(Stored data)
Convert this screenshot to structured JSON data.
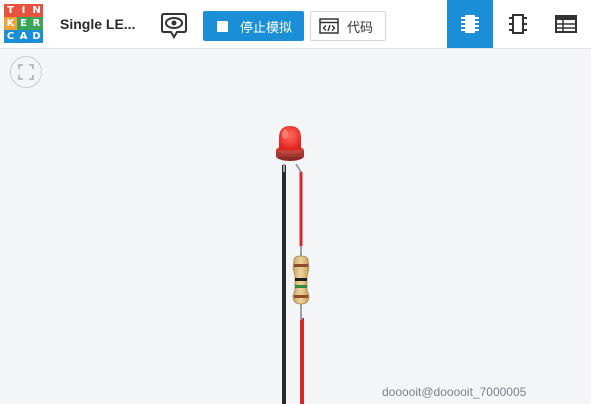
{
  "logo": {
    "letters": [
      "T",
      "I",
      "N",
      "K",
      "E",
      "R",
      "C",
      "A",
      "D"
    ],
    "colors": [
      "#e8523d",
      "#e8523d",
      "#e8523d",
      "#f0a23a",
      "#3aa655",
      "#3aa655",
      "#1a8fd8",
      "#1a8fd8",
      "#1a8fd8"
    ]
  },
  "header": {
    "title": "Single LE...",
    "stop_label": "停止模拟",
    "code_label": "代码"
  },
  "icons": {
    "logo": "tinkercad-logo",
    "eye": "eye-icon",
    "stop": "stop-icon",
    "code": "code-icon",
    "components": "components-icon",
    "schematic": "schematic-icon",
    "component_list": "list-icon",
    "fullscreen": "fullscreen-icon"
  },
  "colors": {
    "accent": "#1a8fd8",
    "led": "#e8322f",
    "wire_red": "#d4282a",
    "wire_black": "#2a2a2a"
  },
  "watermark": "dooooit@dooooit_7000005"
}
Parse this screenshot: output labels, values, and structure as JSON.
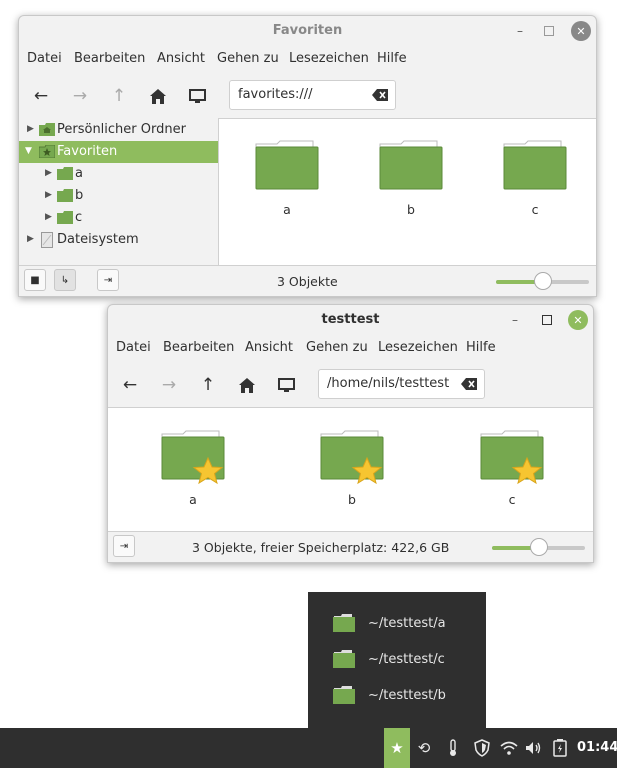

§ EXERCISE OBJECTIVE:
Keep the pictures out and write out the records exactly.

§ COMPLETED TASK:
Convert this screenshot to structured JSON data.
{
  "logo": {
    "letters": [
      "T",
      "I",
      "N",
      "K",
      "E",
      "R",
      "C",
      "A",
      "D"
    ],
    "colors": [
      "#e8523d",
      "#e8523d",
      "#e8523d",
      "#f0a23a",
      "#3aa655",
      "#3aa655",
      "#1a8fd8",
      "#1a8fd8",
      "#1a8fd8"
    ]
  },
  "header": {
    "title": "Single LE...",
    "stop_label": "停止模拟",
    "code_label": "代码"
  },
  "icons": {
    "logo": "tinkercad-logo",
    "eye": "eye-icon",
    "stop": "stop-icon",
    "code": "code-icon",
    "components": "components-icon",
    "schematic": "schematic-icon",
    "component_list": "list-icon",
    "fullscreen": "fullscreen-icon"
  },
  "colors": {
    "accent": "#1a8fd8",
    "led": "#e8322f",
    "wire_red": "#d4282a",
    "wire_black": "#2a2a2a"
  },
  "watermark": "dooooit@dooooit_7000005"
}
Parse this screenshot: output labels, values, and structure as JSON.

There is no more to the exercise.